--- start of SUPPLIED MATERIAL ---

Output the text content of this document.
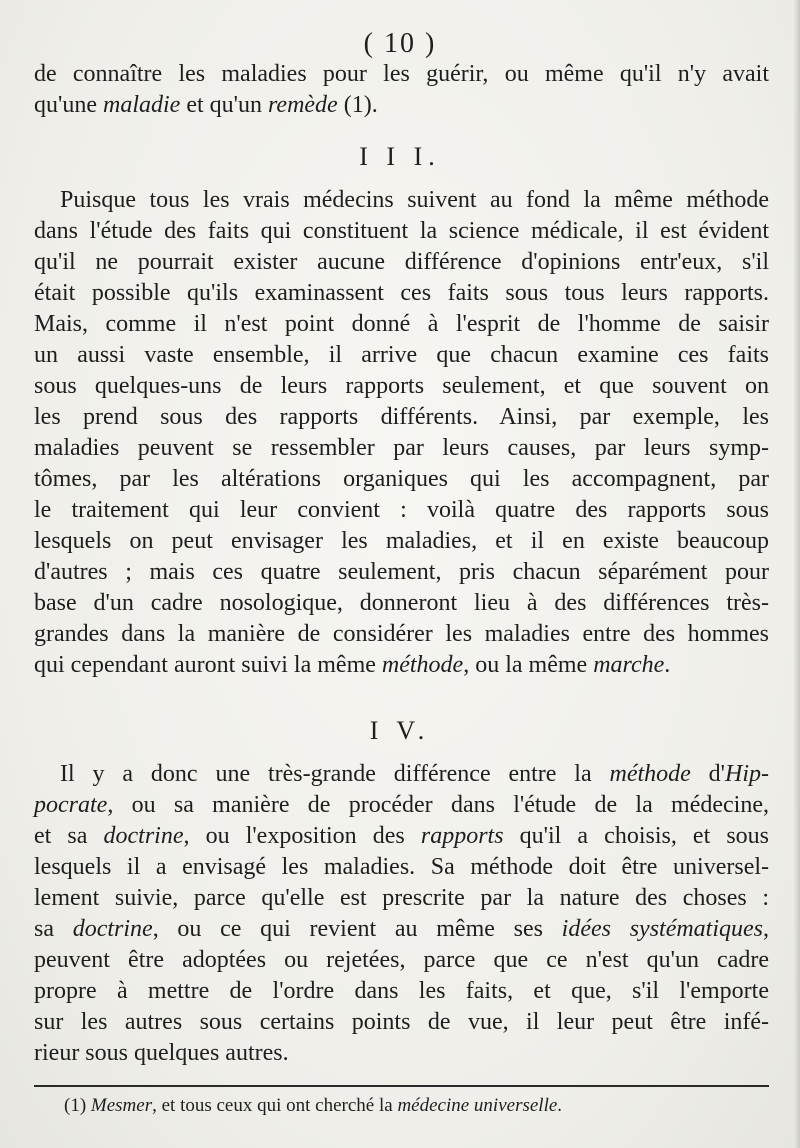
( 10 )
de connaître les maladies pour les guérir, ou même qu'il n'y avait
qu'une maladie et qu'un remède (1).
I I I.
Puisque tous les vrais médecins suivent au fond la même méthode
dans l'étude des faits qui constituent la science médicale, il est évident
qu'il ne pourrait exister aucune différence d'opinions entr'eux, s'il
était possible qu'ils examinassent ces faits sous tous leurs rapports.
Mais, comme il n'est point donné à l'esprit de l'homme de saisir
un aussi vaste ensemble, il arrive que chacun examine ces faits
sous quelques-uns de leurs rapports seulement, et que souvent on
les prend sous des rapports différents. Ainsi, par exemple, les
maladies peuvent se ressembler par leurs causes, par leurs symp-
tômes, par les altérations organiques qui les accompagnent, par
le traitement qui leur convient : voilà quatre des rapports sous
lesquels on peut envisager les maladies, et il en existe beaucoup
d'autres ; mais ces quatre seulement, pris chacun séparément pour
base d'un cadre nosologique, donneront lieu à des différences très-
grandes dans la manière de considérer les maladies entre des hommes
qui cependant auront suivi la même méthode, ou la même marche.
I V.
Il y a donc une très-grande différence entre la méthode d'Hip-
pocrate, ou sa manière de procéder dans l'étude de la médecine,
et sa doctrine, ou l'exposition des rapports qu'il a choisis, et sous
lesquels il a envisagé les maladies. Sa méthode doit être universel-
lement suivie, parce qu'elle est prescrite par la nature des choses :
sa doctrine, ou ce qui revient au même ses idées systématiques,
peuvent être adoptées ou rejetées, parce que ce n'est qu'un cadre
propre à mettre de l'ordre dans les faits, et que, s'il l'emporte
sur les autres sous certains points de vue, il leur peut être infé-
rieur sous quelques autres.
(1) Mesmer, et tous ceux qui ont cherché la médecine universelle.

--- end of SUPPLIED MATERIAL ---

In the material above, find each line that contains the word "quelques", and select it.

sous quelques-uns de leurs rapports seulement, et que souvent on
rieur sous quelques autres.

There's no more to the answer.